[STATED EXERCISE] Output all entries verbatim. Skip pictures.

━━━ DATA PROVIDED ━━━

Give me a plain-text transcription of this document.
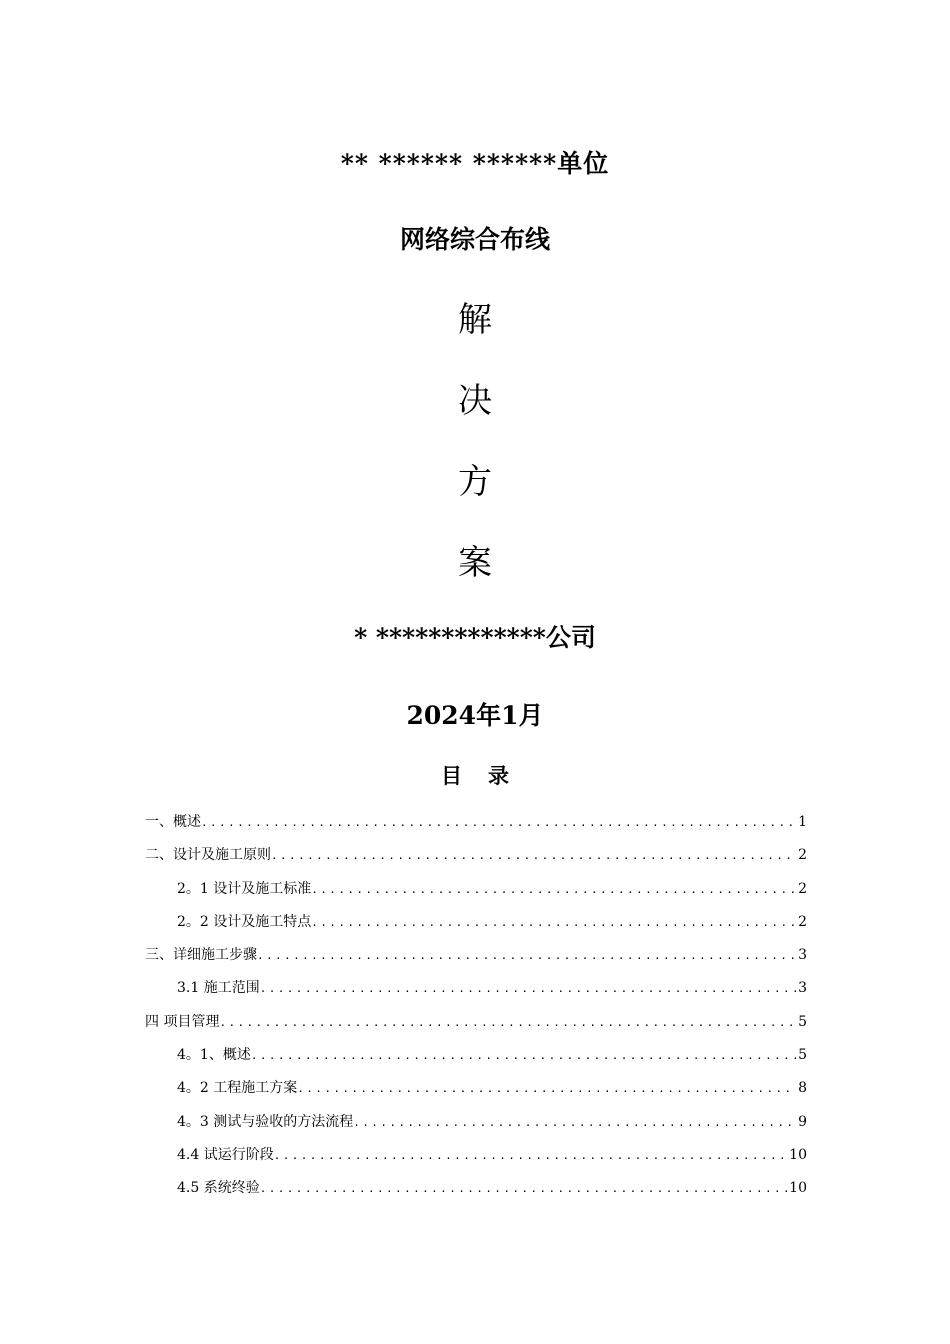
** ****** ******单位
网络综合布线
解
决
方
案
* *************公司
2024年1月
目录
一、概述 .....	1
二、设计及施工原则 .....	2
2。1 设计及施工标准 .....	2
2。2 设计及施工特点 .....	2
三、详细施工步骤 .....	3
3.1 施工范围 .....	3
四 项目管理 .....	5
4。1、概述 .....	5
4。2 工程施工方案 .....	8
4。3 测试与验收的方法流程 .....	9
4.4 试运行阶段 .....	10
4.5 系统终验 .....	10
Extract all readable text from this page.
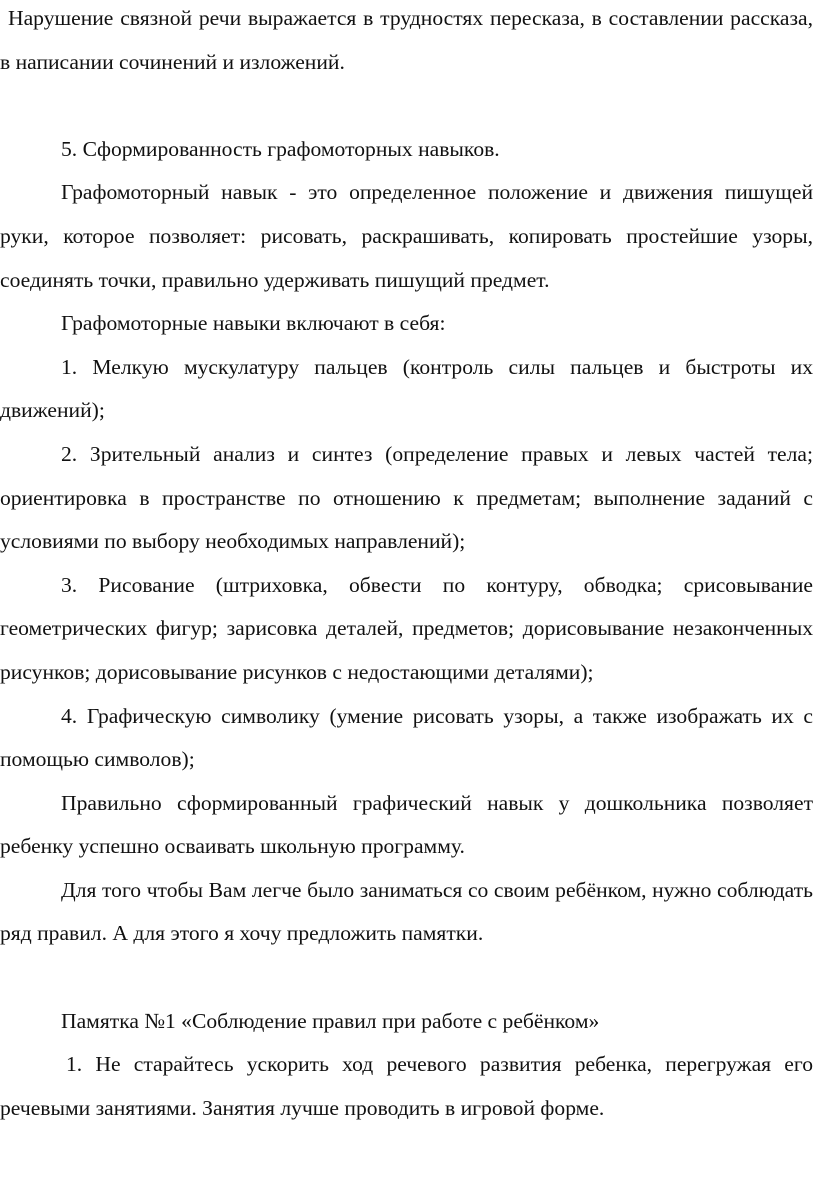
Нарушение связной речи выражается в трудностях пересказа, в составлении рассказа, в написании сочинений и изложений.

5. Сформированность графомоторных навыков.

Графомоторный навык - это определенное положение и движения пишущей руки, которое позволяет: рисовать, раскрашивать, копировать простейшие узоры, соединять точки, правильно удерживать пишущий предмет.

Графомоторные навыки включают в себя:

1. Мелкую мускулатуру пальцев (контроль силы пальцев и быстроты их движений);

2. Зрительный анализ и синтез (определение правых и левых частей тела; ориентировка в пространстве по отношению к предметам; выполнение заданий с условиями по выбору необходимых направлений);

3. Рисование (штриховка, обвести по контуру, обводка; срисовывание геометрических фигур; зарисовка деталей, предметов; дорисовывание незаконченных рисунков; дорисовывание рисунков с недостающими деталями);

4. Графическую символику (умение рисовать узоры, а также изображать их с помощью символов);

Правильно сформированный графический навык у дошкольника позволяет ребенку успешно осваивать школьную программу.

Для того чтобы Вам легче было заниматься со своим ребёнком, нужно соблюдать ряд правил. А для этого я хочу предложить памятки.

Памятка №1 «Соблюдение правил при работе с ребёнком»

1. Не старайтесь ускорить ход речевого развития ребенка, перегружая его речевыми занятиями. Занятия лучше проводить в игровой форме.
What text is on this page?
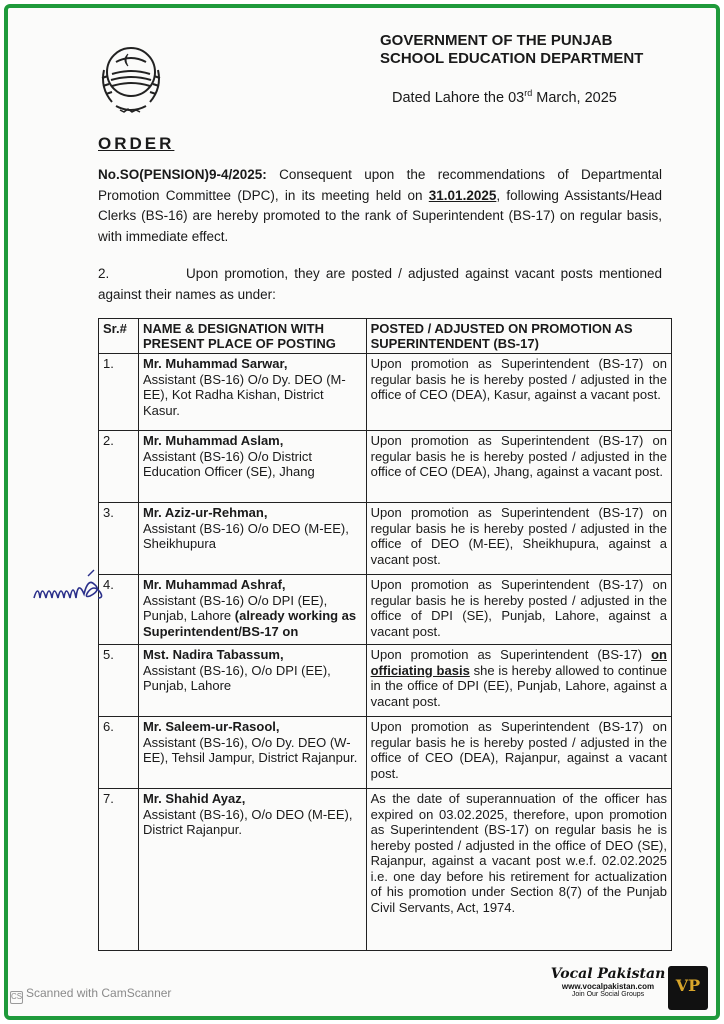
GOVERNMENT OF THE PUNJAB
SCHOOL EDUCATION DEPARTMENT
Dated Lahore the 03rd March, 2025
ORDER
No.SO(PENSION)9-4/2025: Consequent upon the recommendations of Departmental Promotion Committee (DPC), in its meeting held on 31.01.2025, following Assistants/Head Clerks (BS-16) are hereby promoted to the rank of Superintendent (BS-17) on regular basis, with immediate effect.
2.	Upon promotion, they are posted / adjusted against vacant posts mentioned against their names as under:
Sr.#	NAME & DESIGNATION WITH PRESENT PLACE OF POSTING	POSTED / ADJUSTED ON PROMOTION AS SUPERINTENDENT (BS-17)
1.	Mr. Muhammad Sarwar,
Assistant (BS-16) O/o Dy. DEO (M-EE), Kot Radha Kishan, District Kasur.	Upon promotion as Superintendent (BS-17) on regular basis he is hereby posted / adjusted in the office of CEO (DEA), Kasur, against a vacant post.
2.	Mr. Muhammad Aslam,
Assistant (BS-16) O/o District Education Officer (SE), Jhang	Upon promotion as Superintendent (BS-17) on regular basis he is hereby posted / adjusted in the office of CEO (DEA), Jhang, against a vacant post.
3.	Mr. Aziz-ur-Rehman,
Assistant (BS-16) O/o DEO (M-EE), Sheikhupura	Upon promotion as Superintendent (BS-17) on regular basis he is hereby posted / adjusted in the office of DEO (M-EE), Sheikhupura, against a vacant post.
4.	Mr. Muhammad Ashraf,
Assistant (BS-16) O/o DPI (EE), Punjab, Lahore (already working as Superintendent/BS-17 on	Upon promotion as Superintendent (BS-17) on regular basis he is hereby posted / adjusted in the office of DPI (SE), Punjab, Lahore, against a vacant post.
5.	Mst. Nadira Tabassum,
Assistant (BS-16), O/o DPI (EE), Punjab, Lahore	Upon promotion as Superintendent (BS-17) on officiating basis she is hereby allowed to continue in the office of DPI (EE), Punjab, Lahore, against a vacant post.
6.	Mr. Saleem-ur-Rasool,
Assistant (BS-16), O/o Dy. DEO (W-EE), Tehsil Jampur, District Rajanpur.	Upon promotion as Superintendent (BS-17) on regular basis he is hereby posted / adjusted in the office of CEO (DEA), Rajanpur, against a vacant post.
7.	Mr. Shahid Ayaz,
Assistant (BS-16), O/o DEO (M-EE), District Rajanpur.	As the date of superannuation of the officer has expired on 03.02.2025, therefore, upon promotion as Superintendent (BS-17) on regular basis he is hereby posted / adjusted in the office of DEO (SE), Rajanpur, against a vacant post w.e.f. 02.02.2025 i.e. one day before his retirement for actualization of his promotion under Section 8(7) of the Punjab Civil Servants, Act, 1974.
CS Scanned with CamScanner
Vocal Pakistan
www.vocalpakistan.com
Join Our Social Groups	VP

━━━

[TASK SOLUTION]
Give me a plain-text transcription of this document.
** ****** ******单位
网络综合布线
解
决
方
案
* *************公司
2024年1月
目录
一、概述 .....	1
二、设计及施工原则 .....	2
2。1 设计及施工标准 .....	2
2。2 设计及施工特点 .....	2
三、详细施工步骤 .....	3
3.1 施工范围 .....	3
四 项目管理 .....	5
4。1、概述 .....	5
4。2 工程施工方案 .....	8
4。3 测试与验收的方法流程 .....	9
4.4 试运行阶段 .....	10
4.5 系统终验 .....	10
Extract all readable text from this page.
Нарушение связной речи выражается в трудностях пересказа, в составлении рассказа, в написании сочинений и изложений.

5. Сформированность графомоторных навыков.

Графомоторный навык - это определенное положение и движения пишущей руки, которое позволяет: рисовать, раскрашивать, копировать простейшие узоры, соединять точки, правильно удерживать пишущий предмет.

Графомоторные навыки включают в себя:

1. Мелкую мускулатуру пальцев (контроль силы пальцев и быстроты их движений);

2. Зрительный анализ и синтез (определение правых и левых частей тела; ориентировка в пространстве по отношению к предметам; выполнение заданий с условиями по выбору необходимых направлений);

3. Рисование (штриховка, обвести по контуру, обводка; срисовывание геометрических фигур; зарисовка деталей, предметов; дорисовывание незаконченных рисунков; дорисовывание рисунков с недостающими деталями);

4. Графическую символику (умение рисовать узоры, а также изображать их с помощью символов);

Правильно сформированный графический навык у дошкольника позволяет ребенку успешно осваивать школьную программу.

Для того чтобы Вам легче было заниматься со своим ребёнком, нужно соблюдать ряд правил. А для этого я хочу предложить памятки.

Памятка №1 «Соблюдение правил при работе с ребёнком»

1. Не старайтесь ускорить ход речевого развития ребенка, перегружая его речевыми занятиями. Занятия лучше проводить в игровой форме.
What text is on this page?
GOVERNMENT OF THE PUNJAB
SCHOOL EDUCATION DEPARTMENT
Dated Lahore the 03rd March, 2025
ORDER
No.SO(PENSION)9-4/2025: Consequent upon the recommendations of Departmental Promotion Committee (DPC), in its meeting held on 31.01.2025, following Assistants/Head Clerks (BS-16) are hereby promoted to the rank of Superintendent (BS-17) on regular basis, with immediate effect.
2.	Upon promotion, they are posted / adjusted against vacant posts mentioned against their names as under:
Sr.#	NAME & DESIGNATION WITH PRESENT PLACE OF POSTING	POSTED / ADJUSTED ON PROMOTION AS SUPERINTENDENT (BS-17)
1.	Mr. Muhammad Sarwar,
Assistant (BS-16) O/o Dy. DEO (M-EE), Kot Radha Kishan, District Kasur.	Upon promotion as Superintendent (BS-17) on regular basis he is hereby posted / adjusted in the office of CEO (DEA), Kasur, against a vacant post.
2.	Mr. Muhammad Aslam,
Assistant (BS-16) O/o District Education Officer (SE), Jhang	Upon promotion as Superintendent (BS-17) on regular basis he is hereby posted / adjusted in the office of CEO (DEA), Jhang, against a vacant post.
3.	Mr. Aziz-ur-Rehman,
Assistant (BS-16) O/o DEO (M-EE), Sheikhupura	Upon promotion as Superintendent (BS-17) on regular basis he is hereby posted / adjusted in the office of DEO (M-EE), Sheikhupura, against a vacant post.
4.	Mr. Muhammad Ashraf,
Assistant (BS-16) O/o DPI (EE), Punjab, Lahore (already working as Superintendent/BS-17 on	Upon promotion as Superintendent (BS-17) on regular basis he is hereby posted / adjusted in the office of DPI (SE), Punjab, Lahore, against a vacant post.
5.	Mst. Nadira Tabassum,
Assistant (BS-16), O/o DPI (EE), Punjab, Lahore	Upon promotion as Superintendent (BS-17) on officiating basis she is hereby allowed to continue in the office of DPI (EE), Punjab, Lahore, against a vacant post.
6.	Mr. Saleem-ur-Rasool,
Assistant (BS-16), O/o Dy. DEO (W-EE), Tehsil Jampur, District Rajanpur.	Upon promotion as Superintendent (BS-17) on regular basis he is hereby posted / adjusted in the office of CEO (DEA), Rajanpur, against a vacant post.
7.	Mr. Shahid Ayaz,
Assistant (BS-16), O/o DEO (M-EE), District Rajanpur.	As the date of superannuation of the officer has expired on 03.02.2025, therefore, upon promotion as Superintendent (BS-17) on regular basis he is hereby posted / adjusted in the office of DEO (SE), Rajanpur, against a vacant post w.e.f. 02.02.2025 i.e. one day before his retirement for actualization of his promotion under Section 8(7) of the Punjab Civil Servants, Act, 1974.
CS Scanned with CamScanner
Vocal Pakistan
www.vocalpakistan.com
Join Our Social Groups	VP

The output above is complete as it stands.